DATA PROVIDED –
-- BEGIN --

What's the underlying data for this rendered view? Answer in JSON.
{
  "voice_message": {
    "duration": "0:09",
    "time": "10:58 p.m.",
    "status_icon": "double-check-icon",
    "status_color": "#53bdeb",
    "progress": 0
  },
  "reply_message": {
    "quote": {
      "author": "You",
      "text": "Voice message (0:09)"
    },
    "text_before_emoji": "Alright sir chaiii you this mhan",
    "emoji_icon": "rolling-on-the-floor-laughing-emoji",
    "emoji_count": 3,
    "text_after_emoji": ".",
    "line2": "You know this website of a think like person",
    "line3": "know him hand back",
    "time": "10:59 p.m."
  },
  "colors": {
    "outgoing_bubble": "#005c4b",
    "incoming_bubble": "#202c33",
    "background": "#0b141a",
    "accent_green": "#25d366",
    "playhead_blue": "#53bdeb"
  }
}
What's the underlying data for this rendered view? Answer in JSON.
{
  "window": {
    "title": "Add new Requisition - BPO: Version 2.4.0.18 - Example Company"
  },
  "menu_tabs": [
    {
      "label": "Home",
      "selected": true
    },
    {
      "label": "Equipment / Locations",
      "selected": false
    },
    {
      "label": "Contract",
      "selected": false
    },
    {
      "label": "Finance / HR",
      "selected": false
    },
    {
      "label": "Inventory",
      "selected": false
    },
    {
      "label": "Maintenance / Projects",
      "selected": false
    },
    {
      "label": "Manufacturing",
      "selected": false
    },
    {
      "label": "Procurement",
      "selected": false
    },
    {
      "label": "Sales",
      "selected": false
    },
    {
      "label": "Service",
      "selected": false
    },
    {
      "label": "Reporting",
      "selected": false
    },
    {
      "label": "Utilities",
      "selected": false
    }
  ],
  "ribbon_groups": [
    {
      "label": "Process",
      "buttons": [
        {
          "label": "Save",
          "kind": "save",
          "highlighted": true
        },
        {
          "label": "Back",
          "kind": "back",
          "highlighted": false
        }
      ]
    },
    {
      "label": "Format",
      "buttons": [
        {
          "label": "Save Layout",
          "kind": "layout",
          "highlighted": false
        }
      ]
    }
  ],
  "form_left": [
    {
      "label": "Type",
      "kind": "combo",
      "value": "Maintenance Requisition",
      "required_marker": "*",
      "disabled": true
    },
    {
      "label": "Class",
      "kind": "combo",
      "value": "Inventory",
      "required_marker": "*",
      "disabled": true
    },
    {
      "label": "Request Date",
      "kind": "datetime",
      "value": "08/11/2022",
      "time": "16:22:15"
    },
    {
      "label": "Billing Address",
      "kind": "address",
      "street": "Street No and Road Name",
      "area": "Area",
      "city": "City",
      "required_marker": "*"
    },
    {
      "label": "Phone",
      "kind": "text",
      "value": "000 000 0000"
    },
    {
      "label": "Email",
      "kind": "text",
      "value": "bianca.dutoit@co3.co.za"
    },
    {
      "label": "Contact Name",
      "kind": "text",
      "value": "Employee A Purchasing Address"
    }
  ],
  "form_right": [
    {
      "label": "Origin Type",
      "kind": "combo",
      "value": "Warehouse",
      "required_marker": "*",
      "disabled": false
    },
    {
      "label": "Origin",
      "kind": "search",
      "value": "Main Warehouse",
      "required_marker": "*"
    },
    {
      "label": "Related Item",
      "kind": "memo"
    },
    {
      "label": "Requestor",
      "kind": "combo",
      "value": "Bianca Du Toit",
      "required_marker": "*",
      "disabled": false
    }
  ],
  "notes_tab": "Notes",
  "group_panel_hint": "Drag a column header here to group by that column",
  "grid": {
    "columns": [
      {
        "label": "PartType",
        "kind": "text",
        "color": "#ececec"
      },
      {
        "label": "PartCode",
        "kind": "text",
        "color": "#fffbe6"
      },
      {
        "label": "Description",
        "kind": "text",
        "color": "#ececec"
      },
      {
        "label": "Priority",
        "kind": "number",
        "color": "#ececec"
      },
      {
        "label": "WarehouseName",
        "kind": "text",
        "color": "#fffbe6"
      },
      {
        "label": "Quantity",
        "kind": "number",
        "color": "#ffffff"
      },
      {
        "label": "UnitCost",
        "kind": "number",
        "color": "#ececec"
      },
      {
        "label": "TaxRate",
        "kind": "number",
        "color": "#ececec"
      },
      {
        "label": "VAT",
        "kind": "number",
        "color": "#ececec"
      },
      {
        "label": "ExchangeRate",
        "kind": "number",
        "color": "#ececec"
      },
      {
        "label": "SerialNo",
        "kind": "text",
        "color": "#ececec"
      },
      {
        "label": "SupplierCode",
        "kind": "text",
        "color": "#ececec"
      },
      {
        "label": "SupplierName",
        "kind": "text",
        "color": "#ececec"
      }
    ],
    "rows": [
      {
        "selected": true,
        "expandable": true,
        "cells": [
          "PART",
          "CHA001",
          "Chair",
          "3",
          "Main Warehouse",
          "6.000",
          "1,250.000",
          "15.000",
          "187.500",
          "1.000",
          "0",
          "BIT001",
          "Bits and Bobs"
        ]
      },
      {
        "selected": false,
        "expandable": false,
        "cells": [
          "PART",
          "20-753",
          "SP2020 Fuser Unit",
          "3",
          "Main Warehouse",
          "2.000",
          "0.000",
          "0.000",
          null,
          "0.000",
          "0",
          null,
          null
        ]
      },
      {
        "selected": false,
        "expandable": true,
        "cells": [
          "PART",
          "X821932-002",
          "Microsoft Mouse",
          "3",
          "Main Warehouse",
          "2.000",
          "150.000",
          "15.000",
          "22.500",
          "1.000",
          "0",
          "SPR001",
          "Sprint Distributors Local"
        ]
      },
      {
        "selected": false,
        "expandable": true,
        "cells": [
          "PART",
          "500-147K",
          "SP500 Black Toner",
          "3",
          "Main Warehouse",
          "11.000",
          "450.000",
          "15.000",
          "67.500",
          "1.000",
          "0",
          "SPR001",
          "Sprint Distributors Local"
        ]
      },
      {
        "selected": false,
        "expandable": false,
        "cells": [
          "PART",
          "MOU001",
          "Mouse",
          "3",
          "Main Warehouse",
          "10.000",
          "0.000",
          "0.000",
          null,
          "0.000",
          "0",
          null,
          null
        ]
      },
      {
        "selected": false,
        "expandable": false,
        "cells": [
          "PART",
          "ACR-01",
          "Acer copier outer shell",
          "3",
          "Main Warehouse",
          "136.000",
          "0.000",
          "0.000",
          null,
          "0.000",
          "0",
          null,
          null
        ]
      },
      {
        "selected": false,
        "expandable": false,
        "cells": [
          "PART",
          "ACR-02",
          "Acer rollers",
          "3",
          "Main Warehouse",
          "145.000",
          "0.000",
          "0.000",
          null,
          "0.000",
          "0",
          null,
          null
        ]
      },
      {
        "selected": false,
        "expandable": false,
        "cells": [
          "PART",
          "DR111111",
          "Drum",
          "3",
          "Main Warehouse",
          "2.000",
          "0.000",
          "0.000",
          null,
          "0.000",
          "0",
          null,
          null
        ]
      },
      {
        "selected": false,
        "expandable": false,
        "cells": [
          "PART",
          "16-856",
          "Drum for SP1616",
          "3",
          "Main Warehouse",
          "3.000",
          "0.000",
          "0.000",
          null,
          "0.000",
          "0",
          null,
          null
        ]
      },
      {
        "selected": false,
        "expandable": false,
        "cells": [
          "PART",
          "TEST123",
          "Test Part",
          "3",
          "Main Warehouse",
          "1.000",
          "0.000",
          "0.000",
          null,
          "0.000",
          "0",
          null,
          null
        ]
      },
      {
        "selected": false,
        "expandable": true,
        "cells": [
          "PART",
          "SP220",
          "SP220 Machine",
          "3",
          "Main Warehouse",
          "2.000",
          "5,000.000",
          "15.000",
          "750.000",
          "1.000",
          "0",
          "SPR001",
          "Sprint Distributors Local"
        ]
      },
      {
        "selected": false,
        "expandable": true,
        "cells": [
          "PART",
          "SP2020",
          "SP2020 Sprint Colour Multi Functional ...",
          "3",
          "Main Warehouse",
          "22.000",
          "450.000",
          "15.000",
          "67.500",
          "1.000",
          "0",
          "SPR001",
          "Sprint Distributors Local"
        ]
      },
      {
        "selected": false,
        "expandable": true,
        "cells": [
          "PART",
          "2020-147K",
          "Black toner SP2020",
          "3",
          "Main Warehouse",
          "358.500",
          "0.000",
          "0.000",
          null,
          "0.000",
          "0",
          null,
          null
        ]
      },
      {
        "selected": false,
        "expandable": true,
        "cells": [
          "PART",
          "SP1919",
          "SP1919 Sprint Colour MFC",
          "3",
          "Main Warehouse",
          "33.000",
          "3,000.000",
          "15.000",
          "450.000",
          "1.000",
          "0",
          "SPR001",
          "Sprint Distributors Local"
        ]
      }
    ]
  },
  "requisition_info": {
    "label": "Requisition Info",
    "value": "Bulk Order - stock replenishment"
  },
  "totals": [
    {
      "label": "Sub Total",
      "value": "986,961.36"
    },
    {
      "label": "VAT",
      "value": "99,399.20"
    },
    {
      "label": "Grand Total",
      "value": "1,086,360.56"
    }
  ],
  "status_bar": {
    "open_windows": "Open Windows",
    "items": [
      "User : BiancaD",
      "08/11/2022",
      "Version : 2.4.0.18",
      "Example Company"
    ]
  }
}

-- END --

GIVEN REQUEST – Search the data for the string "Example" and copy each line where it appears.

EXERCISE RESPONSE –
    "title": "Add new Requisition - BPO: Version 2.4.0.18 - Example Company"
      "Example Company"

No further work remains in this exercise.